*WHAT THIS TASK INVOLVES*
Recast every line of the records below as a numbered list, dropping any blank lines.

------------------------------------------------------------------------

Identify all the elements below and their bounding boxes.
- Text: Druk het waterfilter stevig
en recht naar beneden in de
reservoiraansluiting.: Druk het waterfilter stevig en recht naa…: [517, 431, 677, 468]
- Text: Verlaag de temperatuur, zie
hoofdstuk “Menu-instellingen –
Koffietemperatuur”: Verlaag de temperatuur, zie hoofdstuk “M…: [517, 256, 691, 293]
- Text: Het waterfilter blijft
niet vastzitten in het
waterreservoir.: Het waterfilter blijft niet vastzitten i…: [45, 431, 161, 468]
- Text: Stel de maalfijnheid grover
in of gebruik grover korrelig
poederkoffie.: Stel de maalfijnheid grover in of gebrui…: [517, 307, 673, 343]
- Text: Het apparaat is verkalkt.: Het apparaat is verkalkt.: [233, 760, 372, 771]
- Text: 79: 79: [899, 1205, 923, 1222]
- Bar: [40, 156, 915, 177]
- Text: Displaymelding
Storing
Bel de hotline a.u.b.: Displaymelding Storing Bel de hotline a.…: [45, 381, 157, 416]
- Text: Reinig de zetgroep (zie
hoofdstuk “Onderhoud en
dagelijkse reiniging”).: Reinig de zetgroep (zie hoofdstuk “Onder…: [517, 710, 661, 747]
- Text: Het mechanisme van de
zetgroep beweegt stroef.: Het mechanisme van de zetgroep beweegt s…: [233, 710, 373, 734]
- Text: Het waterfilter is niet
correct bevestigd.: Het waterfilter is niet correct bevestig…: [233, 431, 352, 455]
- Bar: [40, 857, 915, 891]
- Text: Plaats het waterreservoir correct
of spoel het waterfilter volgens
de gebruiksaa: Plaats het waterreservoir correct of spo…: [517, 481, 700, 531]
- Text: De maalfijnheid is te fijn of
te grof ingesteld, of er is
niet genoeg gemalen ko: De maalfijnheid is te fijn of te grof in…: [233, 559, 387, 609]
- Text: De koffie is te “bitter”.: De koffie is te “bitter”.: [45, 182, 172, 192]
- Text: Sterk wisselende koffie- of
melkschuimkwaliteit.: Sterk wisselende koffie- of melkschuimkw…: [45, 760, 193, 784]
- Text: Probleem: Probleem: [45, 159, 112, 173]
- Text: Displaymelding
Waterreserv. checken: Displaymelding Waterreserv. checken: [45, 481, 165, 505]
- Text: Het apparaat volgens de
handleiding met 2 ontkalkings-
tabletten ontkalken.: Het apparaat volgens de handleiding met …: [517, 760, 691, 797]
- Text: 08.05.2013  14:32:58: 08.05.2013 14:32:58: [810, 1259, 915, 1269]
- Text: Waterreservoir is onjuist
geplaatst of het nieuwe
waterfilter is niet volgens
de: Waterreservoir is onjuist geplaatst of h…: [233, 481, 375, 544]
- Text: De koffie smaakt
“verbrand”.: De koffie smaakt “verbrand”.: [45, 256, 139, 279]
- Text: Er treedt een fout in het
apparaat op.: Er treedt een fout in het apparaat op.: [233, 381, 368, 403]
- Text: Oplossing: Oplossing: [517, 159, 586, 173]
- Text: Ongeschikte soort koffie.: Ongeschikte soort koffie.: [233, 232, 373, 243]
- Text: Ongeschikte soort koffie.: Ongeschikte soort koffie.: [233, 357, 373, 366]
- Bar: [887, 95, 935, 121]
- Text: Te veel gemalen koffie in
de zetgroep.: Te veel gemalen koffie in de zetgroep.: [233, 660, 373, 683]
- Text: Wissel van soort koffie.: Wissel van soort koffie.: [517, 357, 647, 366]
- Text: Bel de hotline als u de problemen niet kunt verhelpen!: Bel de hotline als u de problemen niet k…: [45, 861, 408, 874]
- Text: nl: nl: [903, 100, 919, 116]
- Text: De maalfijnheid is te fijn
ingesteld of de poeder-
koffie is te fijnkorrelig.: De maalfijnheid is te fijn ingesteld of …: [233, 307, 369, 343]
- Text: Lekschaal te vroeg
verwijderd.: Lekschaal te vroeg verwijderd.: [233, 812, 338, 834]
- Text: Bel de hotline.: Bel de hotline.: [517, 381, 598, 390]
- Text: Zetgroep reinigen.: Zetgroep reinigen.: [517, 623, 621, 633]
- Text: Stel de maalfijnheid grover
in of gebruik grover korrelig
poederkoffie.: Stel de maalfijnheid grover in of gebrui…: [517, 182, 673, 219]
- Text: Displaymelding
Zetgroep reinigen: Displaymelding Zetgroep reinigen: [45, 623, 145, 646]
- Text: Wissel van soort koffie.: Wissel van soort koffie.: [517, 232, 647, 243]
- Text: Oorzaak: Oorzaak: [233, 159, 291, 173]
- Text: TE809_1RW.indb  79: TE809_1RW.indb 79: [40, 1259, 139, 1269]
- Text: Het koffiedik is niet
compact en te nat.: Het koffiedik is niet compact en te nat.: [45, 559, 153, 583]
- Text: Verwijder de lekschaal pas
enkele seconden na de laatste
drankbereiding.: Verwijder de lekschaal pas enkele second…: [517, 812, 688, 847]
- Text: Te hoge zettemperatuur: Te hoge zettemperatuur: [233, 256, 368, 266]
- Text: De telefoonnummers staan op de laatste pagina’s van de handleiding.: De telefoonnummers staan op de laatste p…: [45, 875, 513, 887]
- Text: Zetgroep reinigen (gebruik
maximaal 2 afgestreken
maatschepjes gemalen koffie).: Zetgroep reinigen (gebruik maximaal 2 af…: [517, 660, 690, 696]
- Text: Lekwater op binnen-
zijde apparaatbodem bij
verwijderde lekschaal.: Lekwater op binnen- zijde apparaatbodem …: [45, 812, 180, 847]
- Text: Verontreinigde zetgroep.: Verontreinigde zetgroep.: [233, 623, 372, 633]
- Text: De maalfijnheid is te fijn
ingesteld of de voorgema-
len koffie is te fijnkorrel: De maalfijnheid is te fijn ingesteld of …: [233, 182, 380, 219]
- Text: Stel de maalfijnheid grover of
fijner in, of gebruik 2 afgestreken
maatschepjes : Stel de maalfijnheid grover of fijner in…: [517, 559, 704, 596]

------------------------------------------------------------------------

*SOLUTION TO THIS EXERCISE*
1. Identify all the elements below and their bounding boxes.
2. - Text: Druk het waterfilter stevig
3. en recht naar beneden in de
4. reservoiraansluiting.: Druk het waterfilter stevig en recht naa…: [517, 431, 677, 468]
5. - Text: Verlaag de temperatuur, zie
6. hoofdstuk “Menu-instellingen –
7. Koffietemperatuur”: Verlaag de temperatuur, zie hoofdstuk “M…: [517, 256, 691, 293]
8. - Text: Het waterfilter blijft
9. niet vastzitten in het
10. waterreservoir.: Het waterfilter blijft niet vastzitten i…: [45, 431, 161, 468]
11. - Text: Stel de maalfijnheid grover
12. in of gebruik grover korrelig
13. poederkoffie.: Stel de maalfijnheid grover in of gebrui…: [517, 307, 673, 343]
14. - Text: Het apparaat is verkalkt.: Het apparaat is verkalkt.: [233, 760, 372, 771]
15. - Text: 79: 79: [899, 1205, 923, 1222]
16. - Bar: [40, 156, 915, 177]
17. - Text: Displaymelding
18. Storing
19. Bel de hotline a.u.b.: Displaymelding Storing Bel de hotline a.…: [45, 381, 157, 416]
20. - Text: Reinig de zetgroep (zie
21. hoofdstuk “Onderhoud en
22. dagelijkse reiniging”).: Reinig de zetgroep (zie hoofdstuk “Onder…: [517, 710, 661, 747]
23. - Text: Het mechanisme van de
24. zetgroep beweegt stroef.: Het mechanisme van de zetgroep beweegt s…: [233, 710, 373, 734]
25. - Text: Het waterfilter is niet
26. correct bevestigd.: Het waterfilter is niet correct bevestig…: [233, 431, 352, 455]
27. - Bar: [40, 857, 915, 891]
28. - Text: Plaats het waterreservoir correct
29. of spoel het waterfilter volgens
30. de gebruiksaa: Plaats het waterreservoir correct of spo…: [517, 481, 700, 531]
31. - Text: De maalfijnheid is te fijn of
32. te grof ingesteld, of er is
33. niet genoeg gemalen ko: De maalfijnheid is te fijn of te grof in…: [233, 559, 387, 609]
34. - Text: De koffie is te “bitter”.: De koffie is te “bitter”.: [45, 182, 172, 192]
35. - Text: Sterk wisselende koffie- of
36. melkschuimkwaliteit.: Sterk wisselende koffie- of melkschuimkw…: [45, 760, 193, 784]
37. - Text: Probleem: Probleem: [45, 159, 112, 173]
38. - Text: Displaymelding
39. Waterreserv. checken: Displaymelding Waterreserv. checken: [45, 481, 165, 505]
40. - Text: Het apparaat volgens de
41. handleiding met 2 ontkalkings-
42. tabletten ontkalken.: Het apparaat volgens de handleiding met …: [517, 760, 691, 797]
43. - Text: 08.05.2013  14:32:58: 08.05.2013 14:32:58: [810, 1259, 915, 1269]
44. - Text: Waterreservoir is onjuist
45. geplaatst of het nieuwe
46. waterfilter is niet volgens
47. de: Waterreservoir is onjuist geplaatst of h…: [233, 481, 375, 544]
48. - Text: De koffie smaakt
49. “verbrand”.: De koffie smaakt “verbrand”.: [45, 256, 139, 279]
50. - Text: Er treedt een fout in het
51. apparaat op.: Er treedt een fout in het apparaat op.: [233, 381, 368, 403]
52. - Text: Oplossing: Oplossing: [517, 159, 586, 173]
53. - Text: Ongeschikte soort koffie.: Ongeschikte soort koffie.: [233, 232, 373, 243]
54. - Text: Ongeschikte soort koffie.: Ongeschikte soort koffie.: [233, 357, 373, 366]
55. - Bar: [887, 95, 935, 121]
56. - Text: Te veel gemalen koffie in
57. de zetgroep.: Te veel gemalen koffie in de zetgroep.: [233, 660, 373, 683]
58. - Text: Wissel van soort koffie.: Wissel van soort koffie.: [517, 357, 647, 366]
59. - Text: Bel de hotline als u de problemen niet kunt verhelpen!: Bel de hotline als u de problemen niet k…: [45, 861, 408, 874]
60. - Text: nl: nl: [903, 100, 919, 116]
61. - Text: De maalfijnheid is te fijn
62. ingesteld of de poeder-
63. koffie is te fijnkorrelig.: De maalfijnheid is te fijn ingesteld of …: [233, 307, 369, 343]
64. - Text: Lekschaal te vroeg
65. verwijderd.: Lekschaal te vroeg verwijderd.: [233, 812, 338, 834]
66. - Text: Bel de hotline.: Bel de hotline.: [517, 381, 598, 390]
67. - Text: Zetgroep reinigen.: Zetgroep reinigen.: [517, 623, 621, 633]
68. - Text: Stel de maalfijnheid grover
69. in of gebruik grover korrelig
70. poederkoffie.: Stel de maalfijnheid grover in of gebrui…: [517, 182, 673, 219]
71. - Text: Displaymelding
72. Zetgroep reinigen: Displaymelding Zetgroep reinigen: [45, 623, 145, 646]
73. - Text: Wissel van soort koffie.: Wissel van soort koffie.: [517, 232, 647, 243]
74. - Text: Oorzaak: Oorzaak: [233, 159, 291, 173]
75. - Text: TE809_1RW.indb  79: TE809_1RW.indb 79: [40, 1259, 139, 1269]
76. - Text: Het koffiedik is niet
77. compact en te nat.: Het koffiedik is niet compact en te nat.: [45, 559, 153, 583]
78. - Text: Verwijder de lekschaal pas
79. enkele seconden na de laatste
80. drankbereiding.: Verwijder de lekschaal pas enkele second…: [517, 812, 688, 847]
81. - Text: Te hoge zettemperatuur: Te hoge zettemperatuur: [233, 256, 368, 266]
82. - Text: De telefoonnummers staan op de laatste pagina’s van de handleiding.: De telefoonnummers staan op de laatste p…: [45, 875, 513, 887]
83. - Text: Zetgroep reinigen (gebruik
84. maximaal 2 afgestreken
85. maatschepjes gemalen koffie).: Zetgroep reinigen (gebruik maximaal 2 af…: [517, 660, 690, 696]
86. - Text: Lekwater op binnen-
87. zijde apparaatbodem bij
88. verwijderde lekschaal.: Lekwater op binnen- zijde apparaatbodem …: [45, 812, 180, 847]
89. - Text: Verontreinigde zetgroep.: Verontreinigde zetgroep.: [233, 623, 372, 633]
90. - Text: De maalfijnheid is te fijn
91. ingesteld of de voorgema-
92. len koffie is te fijnkorrel: De maalfijnheid is te fijn ingesteld of …: [233, 182, 380, 219]
93. - Text: Stel de maalfijnheid grover of
94. fijner in, of gebruik 2 afgestreken
95. maatschepjes : Stel de maalfijnheid grover of fijner in…: [517, 559, 704, 596]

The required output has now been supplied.